Text:
· · · · ·

This explains how to access and edit a data set. Details of the ISPF text editor are also explained.

4.1 Accessing the Data Set

Before you can start typing code, you must bring up the data set you wish to work on in ISPF. There are several different ways to do this.

4.1.1 Accessing with the Edit Option

If you know the name of the file you would like to edit, you can go to option 2 on the ISPF main screen. This will bring up the Edit Entry Panel

screen shot of edit entry panel (open a data set)

Type in the name of the data set you wish to access in the appropriate fields. Then press enter.

empty data set in editor

A screen containing your data set will appear. If this is the first time you have accessed the data set, it will be blank, like in the image above. View 4.2 Editing the Data Set for more information.

4.1.2 Accessing with Data Set Listing

See the section on listing all available data sets for a user to get a listing of your files.

editing a data set using the data set list utility

Type the letter e next to the data set you wish to edit. Press enter.

confirmation message to edit a data set using the data set list utility

You may see a confirmation screen like the one above. Press enter on this screen to edit your data set.

editting the empty data set

A screen containing your data set will appear. If this is the first time you have accessed the data set, it will be blank, like in the image above. View 4.2 Editing the Data Set for more information.

4.2 Editing the Data Set

4.2.1 Using the ISPF Text Editor

Using the above steps you can open the data set to be edited. Use the tab key to position the cursor to the start of the text area.

· · · · ·

Material:
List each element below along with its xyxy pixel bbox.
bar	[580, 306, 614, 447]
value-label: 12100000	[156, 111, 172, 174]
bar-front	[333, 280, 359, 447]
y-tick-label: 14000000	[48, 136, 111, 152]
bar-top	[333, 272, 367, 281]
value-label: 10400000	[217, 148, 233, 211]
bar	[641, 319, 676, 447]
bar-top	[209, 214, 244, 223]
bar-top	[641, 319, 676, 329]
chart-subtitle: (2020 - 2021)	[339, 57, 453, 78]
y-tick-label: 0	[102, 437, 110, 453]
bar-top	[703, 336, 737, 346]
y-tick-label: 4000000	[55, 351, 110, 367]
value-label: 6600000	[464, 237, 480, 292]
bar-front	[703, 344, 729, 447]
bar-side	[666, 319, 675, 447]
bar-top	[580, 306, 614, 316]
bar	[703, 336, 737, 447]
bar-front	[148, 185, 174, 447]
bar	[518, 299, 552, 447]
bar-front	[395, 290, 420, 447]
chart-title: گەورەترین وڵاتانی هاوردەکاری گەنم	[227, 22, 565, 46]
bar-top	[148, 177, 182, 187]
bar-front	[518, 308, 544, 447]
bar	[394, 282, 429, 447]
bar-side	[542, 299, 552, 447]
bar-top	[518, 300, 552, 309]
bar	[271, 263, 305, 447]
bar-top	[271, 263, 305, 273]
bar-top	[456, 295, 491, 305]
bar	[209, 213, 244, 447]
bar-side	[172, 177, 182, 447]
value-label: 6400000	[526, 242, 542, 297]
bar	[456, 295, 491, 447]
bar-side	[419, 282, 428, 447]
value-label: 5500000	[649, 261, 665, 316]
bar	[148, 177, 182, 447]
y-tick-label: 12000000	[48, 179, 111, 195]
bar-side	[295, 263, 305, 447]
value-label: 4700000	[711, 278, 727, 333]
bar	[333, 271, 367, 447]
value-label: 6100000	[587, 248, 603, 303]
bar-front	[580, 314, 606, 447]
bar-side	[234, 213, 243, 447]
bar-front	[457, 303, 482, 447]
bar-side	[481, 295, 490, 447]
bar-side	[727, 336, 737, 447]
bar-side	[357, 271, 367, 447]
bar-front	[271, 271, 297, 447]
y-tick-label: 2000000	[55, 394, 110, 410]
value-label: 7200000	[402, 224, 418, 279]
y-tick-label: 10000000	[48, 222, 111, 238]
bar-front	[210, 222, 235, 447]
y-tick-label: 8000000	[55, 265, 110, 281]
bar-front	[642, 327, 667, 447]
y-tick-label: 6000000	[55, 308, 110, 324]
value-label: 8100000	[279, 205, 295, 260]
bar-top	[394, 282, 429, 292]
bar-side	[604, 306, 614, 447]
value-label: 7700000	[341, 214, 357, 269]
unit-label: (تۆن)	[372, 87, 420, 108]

· · · · ·

Set exercise 1:
In the ISPF guide, which option number opens the Edit Entry Panel?
Set exercise 2:
Pick up the ISPF guide from its last sentence and carry on with the next part.

Output 1:
Option 2.

Output 2:
editing the empty data set with cursor on first line in editor

You may now begin typing the text into your data set. The arrow keys can move your cursor around, and the tab key can be used to move between lines. As you type it is best to use the tab key or arrow keys to move to new lines.

The use of the Enter key may be confusing to some. If enter is pressed while typing with the blue dots on the side, it will truncate the document to lines with only text on them. If enter is pressed while on the last line of inserted lines (more on that later), it will insert another line to be used. Finally, if enter is pressed at the end of the document, it will scroll the page down by one line.

To quickly move across large documents, use the page down and page up keys. F7 and F8 will do the same functions as page up and page down.

The editor will automatically remove lines without any text on them to save space.

As you type lines of text in the document, the blue dots on the side will be removed and be replaced by line numbers.

Inserting text on the same line - If you want to add more text in between existing letters, first press the Insert key. Without pressing enter, the editor will use the default option, which is to overwrite existing text.

Deleting text - By default, the backspace button doesn't remove letters. It will move the cursor position back by one space. Now, if you type, the letters will be overwritten. To just remove a character, position the cursor over the character to be removed and press the Delete button.

4.2.2 Saving the Data Set

To save a data set, type the command "save" in the command bar in the editor.

data set saved confirmation box

The above message will appear in the upper right corner of the screen when you save a data set.

Also, the data set will be saved when you exit the editor.

4.2.3 Exiting the Text Editor

To leave the ISPF text editor, type "exit" in the command line. Another way to exit is to press the F3 key. Both options will return you to the previous screen. ISPF will automatically save your document when you exit.

4.3 Line Options

Once you have text in your data set, you may need to change it. There are several different ways a user can do this.

4.3.1 Inserting Lines

If you have a data set full of text, you may need to insert new, blank lines between existing lines of text.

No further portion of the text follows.